__WHAT YOU SHOULD DO__:
Copy the listing below word for word, from its first line through the line that contains "bar-true-neg — [1227, 534, 1261, 764]", including both of those lines.
BEGIN RECORDS SUPPLIED
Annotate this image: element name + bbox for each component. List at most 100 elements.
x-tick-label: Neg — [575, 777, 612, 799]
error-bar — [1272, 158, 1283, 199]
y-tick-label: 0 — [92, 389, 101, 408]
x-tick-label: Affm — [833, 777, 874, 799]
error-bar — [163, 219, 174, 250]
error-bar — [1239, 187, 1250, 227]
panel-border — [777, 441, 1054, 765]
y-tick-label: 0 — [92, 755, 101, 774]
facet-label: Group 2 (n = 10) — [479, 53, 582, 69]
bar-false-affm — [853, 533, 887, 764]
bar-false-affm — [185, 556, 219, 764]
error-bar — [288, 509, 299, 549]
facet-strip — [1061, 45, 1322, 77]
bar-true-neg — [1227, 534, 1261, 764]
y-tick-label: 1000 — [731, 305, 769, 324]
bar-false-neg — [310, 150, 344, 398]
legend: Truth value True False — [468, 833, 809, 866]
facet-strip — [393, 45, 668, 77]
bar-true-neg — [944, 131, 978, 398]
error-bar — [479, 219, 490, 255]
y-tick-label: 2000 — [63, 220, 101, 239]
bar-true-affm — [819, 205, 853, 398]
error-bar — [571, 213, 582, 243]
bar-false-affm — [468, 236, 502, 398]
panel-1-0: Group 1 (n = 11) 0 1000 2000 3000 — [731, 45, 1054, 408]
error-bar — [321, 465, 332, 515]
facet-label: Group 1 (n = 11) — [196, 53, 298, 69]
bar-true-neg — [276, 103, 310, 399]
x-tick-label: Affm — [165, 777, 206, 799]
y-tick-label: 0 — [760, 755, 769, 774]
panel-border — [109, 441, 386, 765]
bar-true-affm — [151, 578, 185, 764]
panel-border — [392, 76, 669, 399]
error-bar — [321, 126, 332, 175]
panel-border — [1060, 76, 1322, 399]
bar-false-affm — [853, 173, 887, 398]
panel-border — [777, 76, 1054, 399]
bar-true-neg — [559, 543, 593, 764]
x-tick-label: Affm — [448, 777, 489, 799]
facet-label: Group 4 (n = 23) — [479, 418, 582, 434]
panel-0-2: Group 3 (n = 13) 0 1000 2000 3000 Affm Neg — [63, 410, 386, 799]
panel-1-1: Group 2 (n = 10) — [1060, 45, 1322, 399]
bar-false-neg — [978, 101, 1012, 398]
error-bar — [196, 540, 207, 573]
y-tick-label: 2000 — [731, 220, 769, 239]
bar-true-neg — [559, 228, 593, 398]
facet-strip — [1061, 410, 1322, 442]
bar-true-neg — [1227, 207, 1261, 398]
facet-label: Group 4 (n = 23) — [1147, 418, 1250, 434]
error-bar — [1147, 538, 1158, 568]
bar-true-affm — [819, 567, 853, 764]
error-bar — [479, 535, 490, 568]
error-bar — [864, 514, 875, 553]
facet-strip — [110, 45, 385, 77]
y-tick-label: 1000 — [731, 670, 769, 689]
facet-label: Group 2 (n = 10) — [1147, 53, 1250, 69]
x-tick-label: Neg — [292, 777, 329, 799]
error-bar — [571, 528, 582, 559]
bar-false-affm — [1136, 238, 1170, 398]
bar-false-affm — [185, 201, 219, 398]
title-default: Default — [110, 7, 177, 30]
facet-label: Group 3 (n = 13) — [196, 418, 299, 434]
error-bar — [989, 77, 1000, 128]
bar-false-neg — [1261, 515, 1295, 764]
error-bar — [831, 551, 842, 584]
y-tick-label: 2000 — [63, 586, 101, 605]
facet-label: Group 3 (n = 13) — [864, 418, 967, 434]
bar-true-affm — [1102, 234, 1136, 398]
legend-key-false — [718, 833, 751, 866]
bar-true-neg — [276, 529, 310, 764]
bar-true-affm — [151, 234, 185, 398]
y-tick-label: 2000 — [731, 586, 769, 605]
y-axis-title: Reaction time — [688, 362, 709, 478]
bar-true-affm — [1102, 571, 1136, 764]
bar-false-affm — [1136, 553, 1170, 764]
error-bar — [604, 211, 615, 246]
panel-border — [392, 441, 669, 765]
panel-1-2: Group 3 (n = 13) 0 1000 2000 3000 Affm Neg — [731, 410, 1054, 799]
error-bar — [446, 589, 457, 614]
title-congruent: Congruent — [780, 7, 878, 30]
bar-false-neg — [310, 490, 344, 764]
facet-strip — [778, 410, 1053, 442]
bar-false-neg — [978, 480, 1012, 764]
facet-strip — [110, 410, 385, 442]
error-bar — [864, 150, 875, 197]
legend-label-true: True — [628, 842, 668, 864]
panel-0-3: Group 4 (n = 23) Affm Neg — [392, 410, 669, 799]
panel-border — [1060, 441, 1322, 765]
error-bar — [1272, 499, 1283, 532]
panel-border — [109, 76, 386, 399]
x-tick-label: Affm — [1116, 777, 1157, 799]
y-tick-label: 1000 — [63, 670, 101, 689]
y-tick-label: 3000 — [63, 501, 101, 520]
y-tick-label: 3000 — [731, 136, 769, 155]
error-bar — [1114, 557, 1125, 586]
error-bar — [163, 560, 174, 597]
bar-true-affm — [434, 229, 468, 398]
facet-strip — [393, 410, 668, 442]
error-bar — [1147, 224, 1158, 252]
END RECORDS SUPPLIED
__FINISHED EXERCISE__:
Annotate this image: element name + bbox for each component. List at most 100 elements.
x-tick-label: Neg — [575, 777, 612, 799]
error-bar — [1272, 158, 1283, 199]
y-tick-label: 0 — [92, 389, 101, 408]
x-tick-label: Affm — [833, 777, 874, 799]
error-bar — [163, 219, 174, 250]
error-bar — [1239, 187, 1250, 227]
panel-border — [777, 441, 1054, 765]
y-tick-label: 0 — [92, 755, 101, 774]
facet-label: Group 2 (n = 10) — [479, 53, 582, 69]
bar-false-affm — [853, 533, 887, 764]
bar-false-affm — [185, 556, 219, 764]
error-bar — [288, 509, 299, 549]
facet-strip — [1061, 45, 1322, 77]
bar-true-neg — [1227, 534, 1261, 764]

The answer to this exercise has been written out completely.